◆ SOURCE EXCERPT:
Second launch of the Indian Small Satellite Launch Vehicle

The SSLV-D2 was the second mission of the Small Satellite Launch Vehicle (SSLV). The vehicle carried three payloads: EOS–07, Antaris US Firm named as Janus-01 and AzaadiSAT-2 by SpaceKidz India.

==Details==
ISRO launched the Small Satellite Launch Vehicle (SSLV) in Low Earth orbit, on 10 February 2023 from the first launchpad of Satish Dhawan Space Centre in Sriharikota. It contained three payloads having a total mass of 172.6 kg.

This was the follow-up mission of SSLV-D1 with main objectives to demonstrate in-flight performance of SSLV vehicle systems and injection of all three satellites into 450 km low Earth orbit.

◆ DIRECTIONS: Pick up the piece on the second SSLV launch where it stops, writing on from its last sentence. The listing has nothing to do with this.

[Element box notes]
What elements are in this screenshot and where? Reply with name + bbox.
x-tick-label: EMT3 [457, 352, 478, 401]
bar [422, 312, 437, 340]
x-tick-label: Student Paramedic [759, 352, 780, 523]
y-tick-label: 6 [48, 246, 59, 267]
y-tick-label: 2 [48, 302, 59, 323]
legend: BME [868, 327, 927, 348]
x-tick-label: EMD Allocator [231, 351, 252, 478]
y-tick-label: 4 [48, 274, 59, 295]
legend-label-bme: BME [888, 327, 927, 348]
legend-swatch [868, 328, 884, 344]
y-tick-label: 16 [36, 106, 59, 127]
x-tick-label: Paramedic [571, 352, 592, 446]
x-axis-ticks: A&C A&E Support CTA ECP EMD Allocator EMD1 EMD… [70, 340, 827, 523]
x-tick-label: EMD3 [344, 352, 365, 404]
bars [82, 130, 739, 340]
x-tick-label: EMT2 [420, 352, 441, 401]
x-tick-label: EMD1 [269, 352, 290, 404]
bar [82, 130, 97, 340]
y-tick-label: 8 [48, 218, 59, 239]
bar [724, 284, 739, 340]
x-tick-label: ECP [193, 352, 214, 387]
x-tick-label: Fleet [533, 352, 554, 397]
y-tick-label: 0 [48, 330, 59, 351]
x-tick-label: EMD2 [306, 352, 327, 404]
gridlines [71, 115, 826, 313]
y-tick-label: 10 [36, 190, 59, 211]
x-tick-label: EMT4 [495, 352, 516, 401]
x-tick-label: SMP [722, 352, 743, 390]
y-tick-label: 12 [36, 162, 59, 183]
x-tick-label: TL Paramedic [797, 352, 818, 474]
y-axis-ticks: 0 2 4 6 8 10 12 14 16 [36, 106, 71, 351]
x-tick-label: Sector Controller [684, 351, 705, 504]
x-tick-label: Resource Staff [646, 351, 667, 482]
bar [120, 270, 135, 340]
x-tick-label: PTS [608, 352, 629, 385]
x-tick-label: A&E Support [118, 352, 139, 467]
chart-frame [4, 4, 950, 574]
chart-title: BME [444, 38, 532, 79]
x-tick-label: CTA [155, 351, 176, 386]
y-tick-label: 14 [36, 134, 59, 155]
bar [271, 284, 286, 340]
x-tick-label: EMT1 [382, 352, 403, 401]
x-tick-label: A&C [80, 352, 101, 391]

◆ EXPECTED ANSWER:
==Mission statistics==
- Mass:
  - Total liftoff weight: 119000 kg
  - Payload weight: 172.6 kg
- Overall height: 34 m
- Propellant:
  - Stage 1: Solid HTPB based
  - Stage 2: Solid HTPB based
  - Stage 3: Solid HTPB based
  - Stage 4 (VTM): Liquid MMH + MON-3
- Altitude: 450 km
- Inclination: 37.2°
- Period: 923.6 seconds
- Launch azimuth: 135°

==Launch==
The second SSLV development launch was carried out on 10 February 2023 from the first launchpad of Satish Dhawan Space Centre in Sriharikota.